* _TASK DESCRIPTION_:
Retype all of the listing exactly, passing over any picture you find.

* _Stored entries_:
****************************************

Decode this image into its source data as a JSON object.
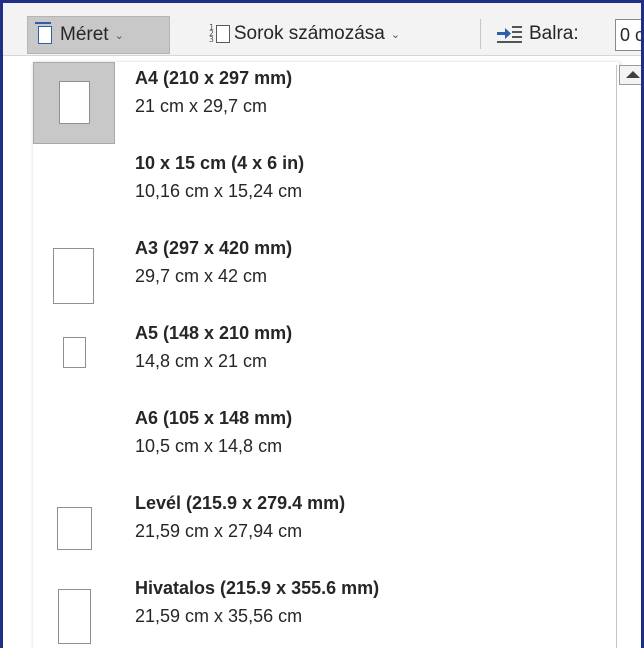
{
  "toolbar": {
    "size_label": "Méret",
    "line_numbers_label": "Sorok számozása",
    "indent_label": "Balra:",
    "indent_value": "0 c"
  },
  "paper_sizes": [
    {
      "name": "A4 (210 x 297 mm)",
      "dims": "21 cm x 29,7 cm",
      "selected": true
    },
    {
      "name": "10 x 15 cm (4 x 6 in)",
      "dims": "10,16 cm x 15,24 cm",
      "selected": false
    },
    {
      "name": "A3 (297 x 420 mm)",
      "dims": "29,7 cm x 42 cm",
      "selected": false
    },
    {
      "name": "A5 (148 x 210 mm)",
      "dims": "14,8 cm x 21 cm",
      "selected": false
    },
    {
      "name": "A6 (105 x 148 mm)",
      "dims": "10,5 cm x 14,8 cm",
      "selected": false
    },
    {
      "name": "Levél (215.9 x 279.4 mm)",
      "dims": "21,59 cm x 27,94 cm",
      "selected": false
    },
    {
      "name": "Hivatalos (215.9 x 355.6 mm)",
      "dims": "21,59 cm x 35,56 cm",
      "selected": false
    }
  ],
  "colors": {
    "frame_border": "#1f2f86",
    "selected_bg": "#c8c8c8",
    "icon_blue": "#2f5fa6"
  }
}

****************************************

* _CORRECT RESULT_:
Decode this image into its source data as a JSON object.
{
  "toolbar": {
    "size_label": "Méret",
    "line_numbers_label": "Sorok számozása",
    "indent_label": "Balra:",
    "indent_value": "0 c"
  },
  "paper_sizes": [
    {
      "name": "A4 (210 x 297 mm)",
      "dims": "21 cm x 29,7 cm",
      "selected": true
    },
    {
      "name": "10 x 15 cm (4 x 6 in)",
      "dims": "10,16 cm x 15,24 cm",
      "selected": false
    },
    {
      "name": "A3 (297 x 420 mm)",
      "dims": "29,7 cm x 42 cm",
      "selected": false
    },
    {
      "name": "A5 (148 x 210 mm)",
      "dims": "14,8 cm x 21 cm",
      "selected": false
    },
    {
      "name": "A6 (105 x 148 mm)",
      "dims": "10,5 cm x 14,8 cm",
      "selected": false
    },
    {
      "name": "Levél (215.9 x 279.4 mm)",
      "dims": "21,59 cm x 27,94 cm",
      "selected": false
    },
    {
      "name": "Hivatalos (215.9 x 355.6 mm)",
      "dims": "21,59 cm x 35,56 cm",
      "selected": false
    }
  ],
  "colors": {
    "frame_border": "#1f2f86",
    "selected_bg": "#c8c8c8",
    "icon_blue": "#2f5fa6"
  }
}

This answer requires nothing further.